*Task details*: Leave the pictures out and print every record below exactly as it stands.

** begin **

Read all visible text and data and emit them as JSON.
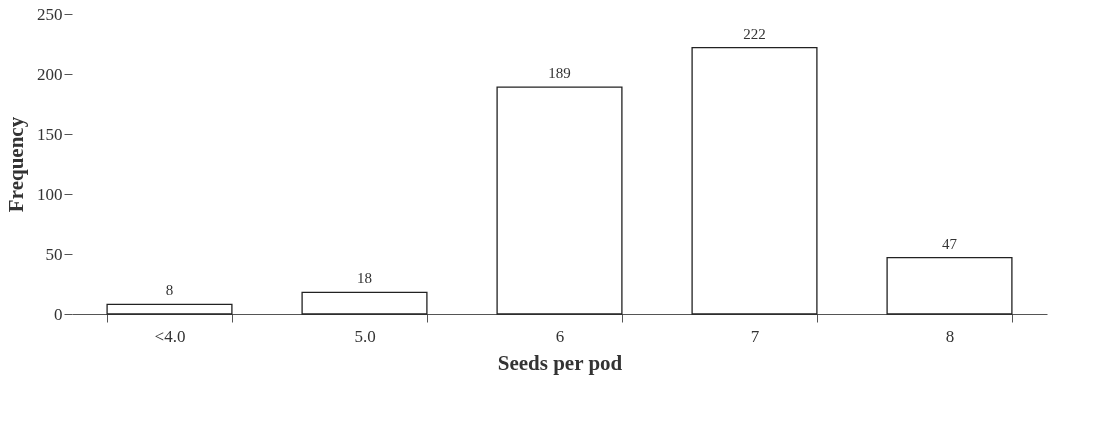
{
  "chart_data": {
    "type": "bar",
    "xlabel": "Seeds per pod",
    "ylabel": "Frequency",
    "categories": [
      "<4.0",
      "5.0",
      "6",
      "7",
      "8"
    ],
    "values": [
      8,
      18,
      189,
      222,
      47
    ],
    "color": "#ffffff",
    "ylim": [
      0,
      250
    ],
    "yticks": [
      0,
      50,
      100,
      150,
      200,
      250
    ],
    "grid": false,
    "data_labels": true
  }
}
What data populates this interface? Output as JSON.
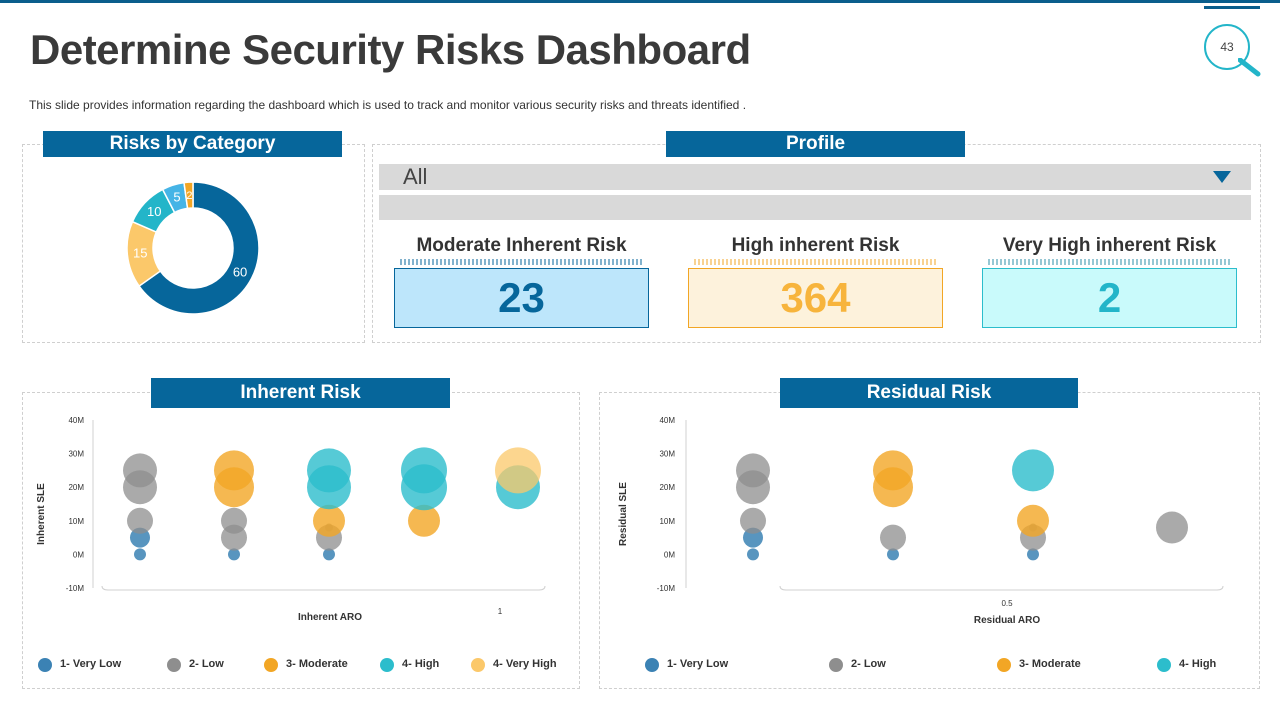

** end **

*Result of this exercise*:
Read all visible text and data and emit them as JSON.
{
  "chart_data": {
    "type": "bar",
    "xlabel": "Seeds per pod",
    "ylabel": "Frequency",
    "categories": [
      "<4.0",
      "5.0",
      "6",
      "7",
      "8"
    ],
    "values": [
      8,
      18,
      189,
      222,
      47
    ],
    "color": "#ffffff",
    "ylim": [
      0,
      250
    ],
    "yticks": [
      0,
      50,
      100,
      150,
      200,
      250
    ],
    "grid": false,
    "data_labels": true
  }
}
What data populates this interface? Output as JSON.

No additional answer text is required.